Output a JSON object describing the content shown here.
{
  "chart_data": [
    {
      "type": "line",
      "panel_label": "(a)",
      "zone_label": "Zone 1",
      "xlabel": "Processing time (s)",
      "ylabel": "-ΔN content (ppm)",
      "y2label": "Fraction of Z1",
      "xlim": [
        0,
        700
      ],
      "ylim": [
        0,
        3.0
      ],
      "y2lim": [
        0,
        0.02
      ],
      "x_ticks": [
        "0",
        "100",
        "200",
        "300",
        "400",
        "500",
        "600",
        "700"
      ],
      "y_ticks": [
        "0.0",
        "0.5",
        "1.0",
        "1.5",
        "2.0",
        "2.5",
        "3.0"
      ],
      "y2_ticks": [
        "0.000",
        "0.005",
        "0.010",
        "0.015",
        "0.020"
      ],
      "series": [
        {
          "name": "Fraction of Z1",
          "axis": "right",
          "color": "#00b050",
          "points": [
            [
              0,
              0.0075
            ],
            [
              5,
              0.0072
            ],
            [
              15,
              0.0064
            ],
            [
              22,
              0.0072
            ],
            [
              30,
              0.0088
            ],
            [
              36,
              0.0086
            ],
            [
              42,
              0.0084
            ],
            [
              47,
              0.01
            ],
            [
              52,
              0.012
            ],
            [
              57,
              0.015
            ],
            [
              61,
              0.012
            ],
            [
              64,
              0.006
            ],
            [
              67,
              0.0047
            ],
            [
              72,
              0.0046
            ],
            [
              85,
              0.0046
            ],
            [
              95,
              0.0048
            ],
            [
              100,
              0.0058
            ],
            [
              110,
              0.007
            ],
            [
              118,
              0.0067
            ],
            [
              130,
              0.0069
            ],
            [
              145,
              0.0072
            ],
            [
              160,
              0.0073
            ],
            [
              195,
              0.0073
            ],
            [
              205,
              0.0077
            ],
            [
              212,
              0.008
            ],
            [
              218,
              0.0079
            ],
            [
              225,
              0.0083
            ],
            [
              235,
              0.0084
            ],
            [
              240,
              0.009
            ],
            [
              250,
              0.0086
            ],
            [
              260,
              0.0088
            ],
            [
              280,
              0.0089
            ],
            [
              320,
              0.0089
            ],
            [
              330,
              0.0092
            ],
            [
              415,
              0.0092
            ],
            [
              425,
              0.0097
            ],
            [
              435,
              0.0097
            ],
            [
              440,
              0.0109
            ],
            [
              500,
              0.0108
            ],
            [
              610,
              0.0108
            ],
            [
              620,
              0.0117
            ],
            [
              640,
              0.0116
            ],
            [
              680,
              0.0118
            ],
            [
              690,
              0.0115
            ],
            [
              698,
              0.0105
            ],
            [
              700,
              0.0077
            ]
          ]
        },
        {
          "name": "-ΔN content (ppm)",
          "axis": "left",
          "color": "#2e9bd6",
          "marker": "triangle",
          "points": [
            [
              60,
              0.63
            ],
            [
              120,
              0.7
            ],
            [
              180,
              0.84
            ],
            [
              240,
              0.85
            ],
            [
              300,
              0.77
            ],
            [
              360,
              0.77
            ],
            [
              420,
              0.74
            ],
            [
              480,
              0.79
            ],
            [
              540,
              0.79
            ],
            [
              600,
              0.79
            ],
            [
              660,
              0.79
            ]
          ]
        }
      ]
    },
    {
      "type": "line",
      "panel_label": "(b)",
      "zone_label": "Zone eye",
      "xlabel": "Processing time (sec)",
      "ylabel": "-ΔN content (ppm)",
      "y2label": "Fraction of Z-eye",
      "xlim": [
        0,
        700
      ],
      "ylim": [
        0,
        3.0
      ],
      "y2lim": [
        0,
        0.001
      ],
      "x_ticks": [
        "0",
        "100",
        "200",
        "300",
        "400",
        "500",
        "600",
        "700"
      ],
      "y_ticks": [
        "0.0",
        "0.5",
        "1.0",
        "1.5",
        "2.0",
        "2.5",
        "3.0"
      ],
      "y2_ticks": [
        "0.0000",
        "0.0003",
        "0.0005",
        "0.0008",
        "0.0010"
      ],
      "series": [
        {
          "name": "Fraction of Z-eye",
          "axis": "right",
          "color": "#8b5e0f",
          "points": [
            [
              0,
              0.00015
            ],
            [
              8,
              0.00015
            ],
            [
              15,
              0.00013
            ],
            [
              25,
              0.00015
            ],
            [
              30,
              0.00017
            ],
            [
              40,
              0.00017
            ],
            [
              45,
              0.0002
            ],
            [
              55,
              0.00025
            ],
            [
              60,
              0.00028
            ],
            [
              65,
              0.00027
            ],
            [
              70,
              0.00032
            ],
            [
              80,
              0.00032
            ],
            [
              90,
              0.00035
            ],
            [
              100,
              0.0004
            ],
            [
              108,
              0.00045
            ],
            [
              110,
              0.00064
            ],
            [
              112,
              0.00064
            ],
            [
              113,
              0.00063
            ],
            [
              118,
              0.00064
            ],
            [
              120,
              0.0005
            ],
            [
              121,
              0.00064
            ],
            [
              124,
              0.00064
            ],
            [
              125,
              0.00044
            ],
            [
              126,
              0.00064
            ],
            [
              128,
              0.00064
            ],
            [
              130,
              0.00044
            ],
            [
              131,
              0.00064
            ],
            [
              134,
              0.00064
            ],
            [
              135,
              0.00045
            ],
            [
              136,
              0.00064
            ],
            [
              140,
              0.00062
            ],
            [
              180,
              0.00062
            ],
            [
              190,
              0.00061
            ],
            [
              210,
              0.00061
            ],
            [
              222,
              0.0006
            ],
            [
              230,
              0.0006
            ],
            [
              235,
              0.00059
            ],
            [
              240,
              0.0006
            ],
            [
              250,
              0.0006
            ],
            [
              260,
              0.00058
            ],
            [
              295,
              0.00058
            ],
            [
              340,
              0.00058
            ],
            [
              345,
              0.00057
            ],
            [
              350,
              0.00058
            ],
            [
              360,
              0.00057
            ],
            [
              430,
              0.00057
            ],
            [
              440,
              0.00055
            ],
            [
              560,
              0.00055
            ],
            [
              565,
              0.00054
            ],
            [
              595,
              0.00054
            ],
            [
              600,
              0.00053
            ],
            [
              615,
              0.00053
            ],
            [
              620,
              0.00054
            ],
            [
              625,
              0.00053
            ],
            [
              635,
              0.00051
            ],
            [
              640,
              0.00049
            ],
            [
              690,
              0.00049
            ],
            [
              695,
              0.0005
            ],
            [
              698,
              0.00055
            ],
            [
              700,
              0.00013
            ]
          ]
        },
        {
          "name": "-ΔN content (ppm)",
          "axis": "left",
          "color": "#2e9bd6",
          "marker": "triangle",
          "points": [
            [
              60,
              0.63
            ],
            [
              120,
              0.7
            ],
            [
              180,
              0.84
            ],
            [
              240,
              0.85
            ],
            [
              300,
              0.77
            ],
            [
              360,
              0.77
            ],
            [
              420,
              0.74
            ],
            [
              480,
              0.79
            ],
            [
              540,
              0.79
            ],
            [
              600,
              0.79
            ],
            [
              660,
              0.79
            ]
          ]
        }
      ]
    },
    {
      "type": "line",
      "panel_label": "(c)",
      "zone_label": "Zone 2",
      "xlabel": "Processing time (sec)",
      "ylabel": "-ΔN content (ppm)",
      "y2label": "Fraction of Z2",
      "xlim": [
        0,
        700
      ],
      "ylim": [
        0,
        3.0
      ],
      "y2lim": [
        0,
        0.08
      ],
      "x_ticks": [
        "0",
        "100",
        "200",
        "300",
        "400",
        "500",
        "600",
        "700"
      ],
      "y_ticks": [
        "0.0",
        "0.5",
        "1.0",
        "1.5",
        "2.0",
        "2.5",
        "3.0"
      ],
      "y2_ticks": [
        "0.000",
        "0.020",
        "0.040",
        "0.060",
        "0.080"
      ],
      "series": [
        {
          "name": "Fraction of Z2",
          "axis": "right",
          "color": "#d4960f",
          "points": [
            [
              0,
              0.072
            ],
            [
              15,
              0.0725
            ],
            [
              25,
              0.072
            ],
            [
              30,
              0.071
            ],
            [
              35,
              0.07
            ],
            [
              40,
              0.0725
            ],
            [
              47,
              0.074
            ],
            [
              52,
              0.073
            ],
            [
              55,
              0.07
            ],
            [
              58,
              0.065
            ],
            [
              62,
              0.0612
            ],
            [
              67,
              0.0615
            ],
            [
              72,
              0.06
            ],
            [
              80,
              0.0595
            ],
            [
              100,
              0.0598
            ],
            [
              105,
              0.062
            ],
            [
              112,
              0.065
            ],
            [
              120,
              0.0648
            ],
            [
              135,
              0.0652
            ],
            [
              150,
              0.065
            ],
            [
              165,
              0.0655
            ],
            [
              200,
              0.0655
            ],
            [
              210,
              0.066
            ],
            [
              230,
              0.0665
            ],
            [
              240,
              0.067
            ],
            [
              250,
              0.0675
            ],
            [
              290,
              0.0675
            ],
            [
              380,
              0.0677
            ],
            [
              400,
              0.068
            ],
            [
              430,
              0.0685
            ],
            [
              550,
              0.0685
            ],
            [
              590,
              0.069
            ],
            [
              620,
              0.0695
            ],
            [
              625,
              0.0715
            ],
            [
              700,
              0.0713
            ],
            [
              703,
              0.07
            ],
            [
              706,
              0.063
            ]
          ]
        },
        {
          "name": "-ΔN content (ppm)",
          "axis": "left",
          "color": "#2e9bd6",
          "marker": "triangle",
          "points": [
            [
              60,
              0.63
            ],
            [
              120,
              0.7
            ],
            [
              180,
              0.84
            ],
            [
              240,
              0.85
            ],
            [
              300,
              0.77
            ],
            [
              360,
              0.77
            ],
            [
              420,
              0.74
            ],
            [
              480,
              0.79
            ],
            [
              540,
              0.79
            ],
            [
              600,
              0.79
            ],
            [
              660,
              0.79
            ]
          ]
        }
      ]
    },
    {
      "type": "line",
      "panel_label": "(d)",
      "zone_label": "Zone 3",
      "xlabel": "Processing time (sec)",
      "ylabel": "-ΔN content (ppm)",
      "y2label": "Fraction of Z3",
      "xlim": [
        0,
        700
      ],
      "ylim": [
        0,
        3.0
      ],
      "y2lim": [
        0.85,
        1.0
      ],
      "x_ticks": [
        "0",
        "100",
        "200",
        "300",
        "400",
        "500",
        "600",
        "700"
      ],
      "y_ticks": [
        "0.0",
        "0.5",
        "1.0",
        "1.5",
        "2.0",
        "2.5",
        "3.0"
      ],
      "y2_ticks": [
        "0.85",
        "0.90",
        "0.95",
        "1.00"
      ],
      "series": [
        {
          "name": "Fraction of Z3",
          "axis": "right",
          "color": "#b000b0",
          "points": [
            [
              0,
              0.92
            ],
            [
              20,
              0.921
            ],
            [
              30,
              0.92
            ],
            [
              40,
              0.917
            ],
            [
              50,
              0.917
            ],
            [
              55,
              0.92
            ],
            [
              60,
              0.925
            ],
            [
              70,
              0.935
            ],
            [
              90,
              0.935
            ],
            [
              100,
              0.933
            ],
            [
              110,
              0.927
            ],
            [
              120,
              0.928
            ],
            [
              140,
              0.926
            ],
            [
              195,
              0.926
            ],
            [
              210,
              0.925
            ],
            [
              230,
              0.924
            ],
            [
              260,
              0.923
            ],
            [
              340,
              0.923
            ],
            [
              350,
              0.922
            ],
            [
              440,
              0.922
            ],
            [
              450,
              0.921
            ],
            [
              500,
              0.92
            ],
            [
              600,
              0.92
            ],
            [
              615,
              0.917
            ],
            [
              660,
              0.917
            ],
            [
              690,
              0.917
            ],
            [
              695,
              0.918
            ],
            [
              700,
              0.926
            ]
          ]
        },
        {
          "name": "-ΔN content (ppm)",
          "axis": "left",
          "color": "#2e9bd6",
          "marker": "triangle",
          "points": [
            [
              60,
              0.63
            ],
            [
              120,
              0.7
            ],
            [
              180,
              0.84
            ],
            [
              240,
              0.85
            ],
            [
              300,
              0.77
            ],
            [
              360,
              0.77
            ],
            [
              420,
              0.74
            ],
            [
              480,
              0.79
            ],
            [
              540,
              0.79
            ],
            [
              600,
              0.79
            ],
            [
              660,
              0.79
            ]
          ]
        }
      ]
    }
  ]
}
+--
— Exercise directions —
Only the count is needed: the number of lines in the data that include the word "Zone".

— Exercise result —
4